Repeat each line exactly, leaving nothing out.
·····
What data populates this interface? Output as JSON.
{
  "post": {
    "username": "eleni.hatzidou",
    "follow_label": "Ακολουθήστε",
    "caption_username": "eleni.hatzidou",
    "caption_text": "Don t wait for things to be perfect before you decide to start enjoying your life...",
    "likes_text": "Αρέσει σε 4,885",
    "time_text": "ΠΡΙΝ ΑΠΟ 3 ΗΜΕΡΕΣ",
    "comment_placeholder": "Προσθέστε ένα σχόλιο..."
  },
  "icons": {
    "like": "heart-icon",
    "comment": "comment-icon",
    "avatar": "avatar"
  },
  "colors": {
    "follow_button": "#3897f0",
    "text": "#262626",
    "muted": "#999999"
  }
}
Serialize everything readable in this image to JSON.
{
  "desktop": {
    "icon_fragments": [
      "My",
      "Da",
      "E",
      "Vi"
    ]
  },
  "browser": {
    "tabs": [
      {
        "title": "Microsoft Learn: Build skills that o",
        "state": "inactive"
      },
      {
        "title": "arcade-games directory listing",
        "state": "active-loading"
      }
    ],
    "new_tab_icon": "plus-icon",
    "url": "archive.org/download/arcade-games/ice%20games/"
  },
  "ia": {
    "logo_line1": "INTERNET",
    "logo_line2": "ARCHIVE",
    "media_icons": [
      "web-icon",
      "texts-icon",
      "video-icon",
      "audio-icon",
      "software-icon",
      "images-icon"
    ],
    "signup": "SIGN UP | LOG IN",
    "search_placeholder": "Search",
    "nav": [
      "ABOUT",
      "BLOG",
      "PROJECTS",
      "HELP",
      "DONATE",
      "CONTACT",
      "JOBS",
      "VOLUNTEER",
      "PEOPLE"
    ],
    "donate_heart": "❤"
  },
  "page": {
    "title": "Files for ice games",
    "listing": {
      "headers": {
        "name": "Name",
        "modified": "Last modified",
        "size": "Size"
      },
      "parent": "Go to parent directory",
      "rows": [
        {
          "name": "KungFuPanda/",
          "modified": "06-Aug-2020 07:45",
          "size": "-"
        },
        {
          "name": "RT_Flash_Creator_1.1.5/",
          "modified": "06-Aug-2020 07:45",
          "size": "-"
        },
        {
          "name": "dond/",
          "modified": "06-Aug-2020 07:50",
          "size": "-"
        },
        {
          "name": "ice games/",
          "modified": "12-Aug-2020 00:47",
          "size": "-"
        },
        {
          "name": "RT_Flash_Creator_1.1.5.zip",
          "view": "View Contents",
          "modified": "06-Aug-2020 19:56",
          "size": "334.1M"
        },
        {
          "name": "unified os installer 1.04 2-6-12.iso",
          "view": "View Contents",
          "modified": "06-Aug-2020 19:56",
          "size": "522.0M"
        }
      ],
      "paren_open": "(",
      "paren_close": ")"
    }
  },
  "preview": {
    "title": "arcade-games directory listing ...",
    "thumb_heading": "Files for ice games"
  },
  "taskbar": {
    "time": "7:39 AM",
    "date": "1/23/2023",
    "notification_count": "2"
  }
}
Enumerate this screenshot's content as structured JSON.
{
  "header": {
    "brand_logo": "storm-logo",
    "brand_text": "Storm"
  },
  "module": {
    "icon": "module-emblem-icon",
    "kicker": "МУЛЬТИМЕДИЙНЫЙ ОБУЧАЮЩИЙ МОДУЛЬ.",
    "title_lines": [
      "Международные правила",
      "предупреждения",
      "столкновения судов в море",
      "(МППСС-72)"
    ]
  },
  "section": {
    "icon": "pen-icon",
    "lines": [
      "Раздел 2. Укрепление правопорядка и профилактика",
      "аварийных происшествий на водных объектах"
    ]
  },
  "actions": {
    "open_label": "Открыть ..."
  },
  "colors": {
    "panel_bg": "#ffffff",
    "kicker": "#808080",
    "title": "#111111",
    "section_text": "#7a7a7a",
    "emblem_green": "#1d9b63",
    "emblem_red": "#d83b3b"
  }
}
·····
*Exercise response:*
What data populates this interface? Output as JSON.
{
  "post": {
    "username": "eleni.hatzidou",
    "follow_label": "Ακολουθήστε",
    "caption_username": "eleni.hatzidou",
    "caption_text": "Don t wait for things to be perfect before you decide to start enjoying your life...",
    "likes_text": "Αρέσει σε 4,885",
    "time_text": "ΠΡΙΝ ΑΠΟ 3 ΗΜΕΡΕΣ",
    "comment_placeholder": "Προσθέστε ένα σχόλιο..."
  },
  "icons": {
    "like": "heart-icon",
    "comment": "comment-icon",
    "avatar": "avatar"
  },
  "colors": {
    "follow_button": "#3897f0",
    "text": "#262626",
    "muted": "#999999"
  }
}
Serialize everything readable in this image to JSON.
{
  "desktop": {
    "icon_fragments": [
      "My",
      "Da",
      "E",
      "Vi"
    ]
  },
  "browser": {
    "tabs": [
      {
        "title": "Microsoft Learn: Build skills that o",
        "state": "inactive"
      },
      {
        "title": "arcade-games directory listing",
        "state": "active-loading"
      }
    ],
    "new_tab_icon": "plus-icon",
    "url": "archive.org/download/arcade-games/ice%20games/"
  },
  "ia": {
    "logo_line1": "INTERNET",
    "logo_line2": "ARCHIVE",
    "media_icons": [
      "web-icon",
      "texts-icon",
      "video-icon",
      "audio-icon",
      "software-icon",
      "images-icon"
    ],
    "signup": "SIGN UP | LOG IN",
    "search_placeholder": "Search",
    "nav": [
      "ABOUT",
      "BLOG",
      "PROJECTS",
      "HELP",
      "DONATE",
      "CONTACT",
      "JOBS",
      "VOLUNTEER",
      "PEOPLE"
    ],
    "donate_heart": "❤"
  },
  "page": {
    "title": "Files for ice games",
    "listing": {
      "headers": {
        "name": "Name",
        "modified": "Last modified",
        "size": "Size"
      },
      "parent": "Go to parent directory",
      "rows": [
        {
          "name": "KungFuPanda/",
          "modified": "06-Aug-2020 07:45",
          "size": "-"
        },
        {
          "name": "RT_Flash_Creator_1.1.5/",
          "modified": "06-Aug-2020 07:45",
          "size": "-"
        },
        {
          "name": "dond/",
          "modified": "06-Aug-2020 07:50",
          "size": "-"
        },
        {
          "name": "ice games/",
          "modified": "12-Aug-2020 00:47",
          "size": "-"
        },
        {
          "name": "RT_Flash_Creator_1.1.5.zip",
          "view": "View Contents",
          "modified": "06-Aug-2020 19:56",
          "size": "334.1M"
        },
        {
          "name": "unified os installer 1.04 2-6-12.iso",
          "view": "View Contents",
          "modified": "06-Aug-2020 19:56",
          "size": "522.0M"
        }
      ],
      "paren_open": "(",
      "paren_close": ")"
    }
  },
  "preview": {
    "title": "arcade-games directory listing ...",
    "thumb_heading": "Files for ice games"
  },
  "taskbar": {
    "time": "7:39 AM",
    "date": "1/23/2023",
    "notification_count": "2"
  }
}
Enumerate this screenshot's content as structured JSON.
{
  "header": {
    "brand_logo": "storm-logo",
    "brand_text": "Storm"
  },
  "module": {
    "icon": "module-emblem-icon",
    "kicker": "МУЛЬТИМЕДИЙНЫЙ ОБУЧАЮЩИЙ МОДУЛЬ.",
    "title_lines": [
      "Международные правила",
      "предупреждения",
      "столкновения судов в море",
      "(МППСС-72)"
    ]
  },
  "section": {
    "icon": "pen-icon",
    "lines": [
      "Раздел 2. Укрепление правопорядка и профилактика",
      "аварийных происшествий на водных объектах"
    ]
  },
  "actions": {
    "open_label": "Открыть ..."
  },
  "colors": {
    "panel_bg": "#ffffff",
    "kicker": "#808080",
    "title": "#111111",
    "section_text": "#7a7a7a",
    "emblem_green": "#1d9b63",
    "emblem_red": "#d83b3b"
  }
}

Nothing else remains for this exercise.